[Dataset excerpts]
---------------
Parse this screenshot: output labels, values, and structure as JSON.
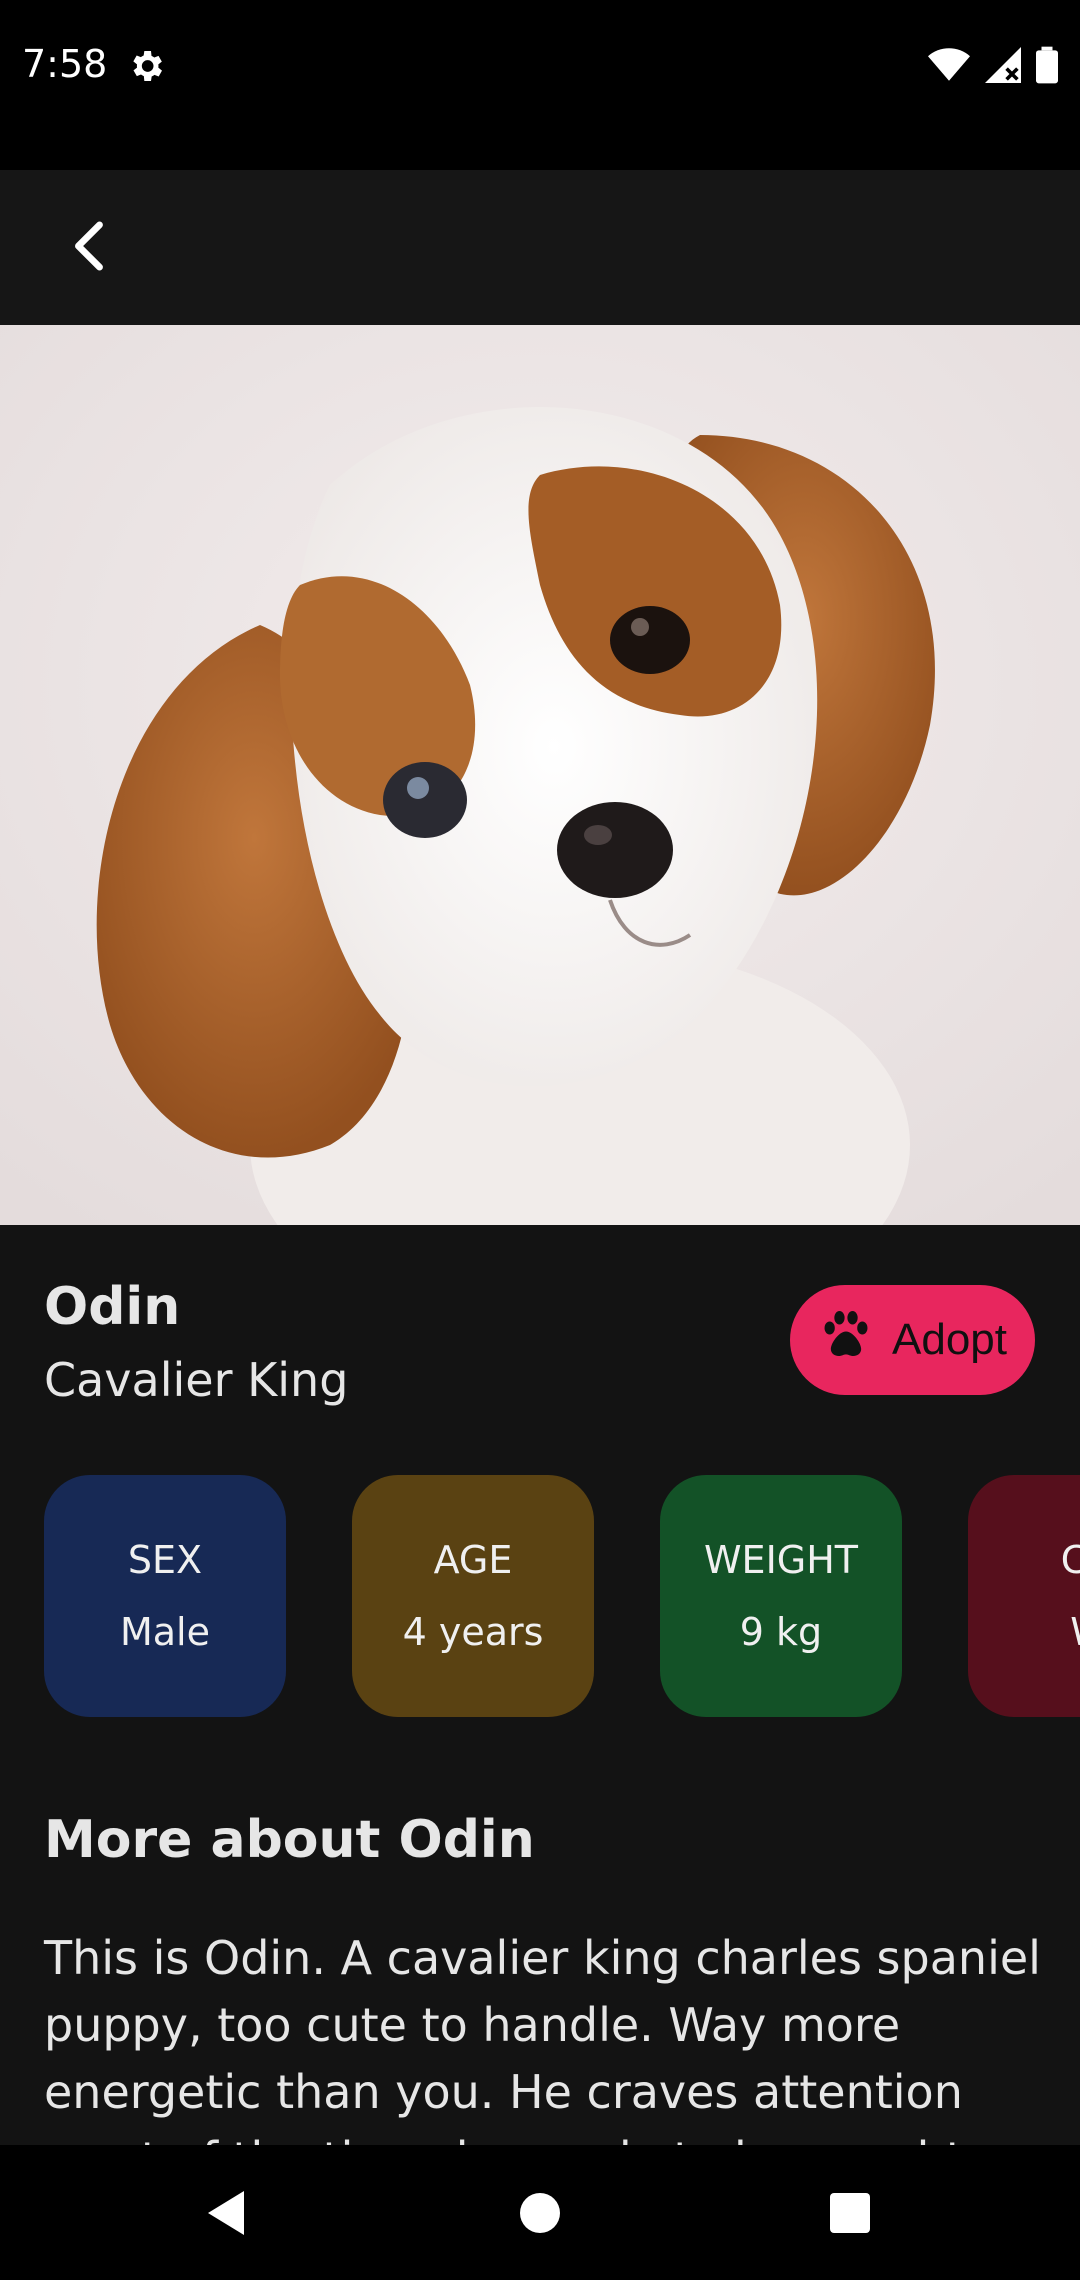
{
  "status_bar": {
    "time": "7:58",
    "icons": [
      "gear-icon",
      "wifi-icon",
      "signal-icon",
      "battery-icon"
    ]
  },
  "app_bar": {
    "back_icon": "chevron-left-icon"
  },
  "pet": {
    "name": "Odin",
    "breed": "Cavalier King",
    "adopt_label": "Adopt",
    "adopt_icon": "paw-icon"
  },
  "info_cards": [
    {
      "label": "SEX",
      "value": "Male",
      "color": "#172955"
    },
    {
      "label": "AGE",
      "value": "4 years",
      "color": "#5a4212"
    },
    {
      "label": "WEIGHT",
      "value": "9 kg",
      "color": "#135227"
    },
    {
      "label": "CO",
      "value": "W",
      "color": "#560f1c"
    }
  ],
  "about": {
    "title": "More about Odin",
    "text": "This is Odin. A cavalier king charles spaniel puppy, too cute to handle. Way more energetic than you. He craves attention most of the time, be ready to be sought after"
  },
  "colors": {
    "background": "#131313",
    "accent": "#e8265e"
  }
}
---------------
--- PROBLEM DESCRIPTION ---
Output all of the data exactly as it stands, minus any images.

--- ANSWER FOR THIS EXERCISE ---
Parse this screenshot: output labels, values, and structure as JSON.
{
  "status_bar": {
    "time": "7:58",
    "icons": [
      "gear-icon",
      "wifi-icon",
      "signal-icon",
      "battery-icon"
    ]
  },
  "app_bar": {
    "back_icon": "chevron-left-icon"
  },
  "pet": {
    "name": "Odin",
    "breed": "Cavalier King",
    "adopt_label": "Adopt",
    "adopt_icon": "paw-icon"
  },
  "info_cards": [
    {
      "label": "SEX",
      "value": "Male",
      "color": "#172955"
    },
    {
      "label": "AGE",
      "value": "4 years",
      "color": "#5a4212"
    },
    {
      "label": "WEIGHT",
      "value": "9 kg",
      "color": "#135227"
    },
    {
      "label": "CO",
      "value": "W",
      "color": "#560f1c"
    }
  ],
  "about": {
    "title": "More about Odin",
    "text": "This is Odin. A cavalier king charles spaniel puppy, too cute to handle. Way more energetic than you. He craves attention most of the time, be ready to be sought after"
  },
  "colors": {
    "background": "#131313",
    "accent": "#e8265e"
  }
}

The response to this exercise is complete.